Give only the count of lines containing "minimizar".
start Exercise data
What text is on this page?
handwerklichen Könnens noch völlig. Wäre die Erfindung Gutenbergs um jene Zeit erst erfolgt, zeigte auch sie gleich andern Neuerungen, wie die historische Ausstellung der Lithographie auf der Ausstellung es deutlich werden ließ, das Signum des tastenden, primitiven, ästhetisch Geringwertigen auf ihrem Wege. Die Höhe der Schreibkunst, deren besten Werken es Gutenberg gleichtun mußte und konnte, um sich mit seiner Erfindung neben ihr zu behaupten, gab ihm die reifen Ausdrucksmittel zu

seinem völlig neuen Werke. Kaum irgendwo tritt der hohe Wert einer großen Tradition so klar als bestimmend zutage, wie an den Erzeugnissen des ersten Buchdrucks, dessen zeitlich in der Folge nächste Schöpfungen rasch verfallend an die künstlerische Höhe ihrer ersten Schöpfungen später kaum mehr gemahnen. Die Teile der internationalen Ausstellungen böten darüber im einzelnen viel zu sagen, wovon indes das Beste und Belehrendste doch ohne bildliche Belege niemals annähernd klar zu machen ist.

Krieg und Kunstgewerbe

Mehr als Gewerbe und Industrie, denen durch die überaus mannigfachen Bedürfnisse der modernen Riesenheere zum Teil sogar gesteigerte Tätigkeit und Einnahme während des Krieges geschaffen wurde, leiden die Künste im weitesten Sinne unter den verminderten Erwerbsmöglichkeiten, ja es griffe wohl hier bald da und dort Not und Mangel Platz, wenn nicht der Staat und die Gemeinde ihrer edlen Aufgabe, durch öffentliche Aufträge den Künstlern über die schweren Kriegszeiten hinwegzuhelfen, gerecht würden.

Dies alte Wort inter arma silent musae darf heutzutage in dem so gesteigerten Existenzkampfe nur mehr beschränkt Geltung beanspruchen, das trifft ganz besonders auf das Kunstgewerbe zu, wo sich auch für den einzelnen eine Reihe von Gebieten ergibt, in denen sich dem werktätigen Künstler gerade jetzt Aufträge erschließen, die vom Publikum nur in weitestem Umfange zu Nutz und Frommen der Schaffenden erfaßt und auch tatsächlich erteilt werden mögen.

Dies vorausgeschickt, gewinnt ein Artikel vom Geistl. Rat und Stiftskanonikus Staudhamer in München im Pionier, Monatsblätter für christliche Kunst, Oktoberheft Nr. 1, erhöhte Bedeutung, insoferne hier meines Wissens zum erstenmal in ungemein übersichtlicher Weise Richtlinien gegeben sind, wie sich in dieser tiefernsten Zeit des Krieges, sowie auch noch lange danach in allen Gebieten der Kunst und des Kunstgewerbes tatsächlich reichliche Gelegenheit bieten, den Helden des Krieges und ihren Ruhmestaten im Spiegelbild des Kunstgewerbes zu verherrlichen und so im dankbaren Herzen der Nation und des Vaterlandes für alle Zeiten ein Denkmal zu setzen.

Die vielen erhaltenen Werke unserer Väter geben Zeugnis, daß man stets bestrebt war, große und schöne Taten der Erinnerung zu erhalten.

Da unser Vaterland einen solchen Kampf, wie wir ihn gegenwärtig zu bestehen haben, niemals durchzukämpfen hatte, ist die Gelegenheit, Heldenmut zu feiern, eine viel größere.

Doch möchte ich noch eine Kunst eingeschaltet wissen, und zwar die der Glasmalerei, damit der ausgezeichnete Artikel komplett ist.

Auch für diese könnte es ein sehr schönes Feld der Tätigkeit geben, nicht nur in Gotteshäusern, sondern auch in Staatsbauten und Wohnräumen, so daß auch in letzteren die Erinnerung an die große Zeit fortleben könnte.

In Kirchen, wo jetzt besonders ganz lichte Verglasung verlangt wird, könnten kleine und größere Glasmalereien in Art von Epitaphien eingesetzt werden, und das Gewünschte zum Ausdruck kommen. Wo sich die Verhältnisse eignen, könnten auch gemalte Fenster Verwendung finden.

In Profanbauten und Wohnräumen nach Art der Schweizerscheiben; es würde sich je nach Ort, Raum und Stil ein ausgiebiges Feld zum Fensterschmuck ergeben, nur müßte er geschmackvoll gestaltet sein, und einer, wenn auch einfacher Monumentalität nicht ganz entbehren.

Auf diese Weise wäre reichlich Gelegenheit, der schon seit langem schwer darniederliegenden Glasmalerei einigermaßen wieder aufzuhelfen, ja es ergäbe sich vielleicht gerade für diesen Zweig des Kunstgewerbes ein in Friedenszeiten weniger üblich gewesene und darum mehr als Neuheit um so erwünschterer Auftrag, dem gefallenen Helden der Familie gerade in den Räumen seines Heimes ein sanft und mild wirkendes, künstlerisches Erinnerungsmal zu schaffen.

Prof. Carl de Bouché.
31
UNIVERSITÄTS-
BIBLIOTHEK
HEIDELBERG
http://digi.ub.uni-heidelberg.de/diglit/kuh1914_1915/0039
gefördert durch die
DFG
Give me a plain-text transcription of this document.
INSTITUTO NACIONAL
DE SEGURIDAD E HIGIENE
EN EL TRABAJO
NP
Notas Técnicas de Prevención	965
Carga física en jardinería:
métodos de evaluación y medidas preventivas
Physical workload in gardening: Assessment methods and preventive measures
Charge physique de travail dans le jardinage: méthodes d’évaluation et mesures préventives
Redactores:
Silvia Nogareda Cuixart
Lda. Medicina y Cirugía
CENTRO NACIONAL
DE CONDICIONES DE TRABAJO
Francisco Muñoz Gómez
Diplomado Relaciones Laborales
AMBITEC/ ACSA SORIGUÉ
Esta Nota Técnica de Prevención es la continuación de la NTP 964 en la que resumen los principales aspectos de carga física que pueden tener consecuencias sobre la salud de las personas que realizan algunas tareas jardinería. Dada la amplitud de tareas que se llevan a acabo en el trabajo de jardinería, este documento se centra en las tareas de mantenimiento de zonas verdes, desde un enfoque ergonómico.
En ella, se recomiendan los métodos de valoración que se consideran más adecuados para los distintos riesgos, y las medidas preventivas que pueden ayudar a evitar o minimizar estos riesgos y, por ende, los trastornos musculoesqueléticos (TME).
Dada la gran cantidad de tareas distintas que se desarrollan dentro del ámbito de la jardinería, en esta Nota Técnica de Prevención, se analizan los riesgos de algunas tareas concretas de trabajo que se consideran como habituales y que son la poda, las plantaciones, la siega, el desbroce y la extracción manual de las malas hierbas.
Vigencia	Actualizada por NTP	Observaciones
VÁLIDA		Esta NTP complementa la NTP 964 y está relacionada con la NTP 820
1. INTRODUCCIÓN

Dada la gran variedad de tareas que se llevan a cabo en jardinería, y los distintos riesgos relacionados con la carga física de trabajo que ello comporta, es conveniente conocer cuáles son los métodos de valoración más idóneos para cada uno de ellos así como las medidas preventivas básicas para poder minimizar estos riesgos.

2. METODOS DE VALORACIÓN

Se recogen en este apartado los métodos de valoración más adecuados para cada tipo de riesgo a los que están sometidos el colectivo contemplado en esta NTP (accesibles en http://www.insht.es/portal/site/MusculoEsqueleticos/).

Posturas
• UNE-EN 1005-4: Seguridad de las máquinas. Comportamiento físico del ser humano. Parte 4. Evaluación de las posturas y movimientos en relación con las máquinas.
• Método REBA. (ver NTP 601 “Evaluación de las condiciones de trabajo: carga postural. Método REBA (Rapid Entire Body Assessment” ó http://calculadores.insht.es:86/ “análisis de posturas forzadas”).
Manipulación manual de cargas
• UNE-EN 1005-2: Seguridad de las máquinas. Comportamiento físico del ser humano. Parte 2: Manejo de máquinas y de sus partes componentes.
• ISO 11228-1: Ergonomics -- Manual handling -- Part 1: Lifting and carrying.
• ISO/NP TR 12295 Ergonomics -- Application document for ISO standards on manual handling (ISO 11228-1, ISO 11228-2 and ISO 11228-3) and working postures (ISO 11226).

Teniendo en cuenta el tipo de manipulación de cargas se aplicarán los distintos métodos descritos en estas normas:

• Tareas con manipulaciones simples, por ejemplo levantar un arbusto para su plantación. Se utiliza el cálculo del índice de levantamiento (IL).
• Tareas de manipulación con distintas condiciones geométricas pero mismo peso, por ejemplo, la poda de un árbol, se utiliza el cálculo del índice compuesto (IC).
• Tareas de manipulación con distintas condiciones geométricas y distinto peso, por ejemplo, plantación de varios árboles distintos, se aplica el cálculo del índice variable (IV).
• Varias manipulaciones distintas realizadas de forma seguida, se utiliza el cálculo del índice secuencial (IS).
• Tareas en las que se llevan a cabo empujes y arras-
end Exercise data
Reply:
2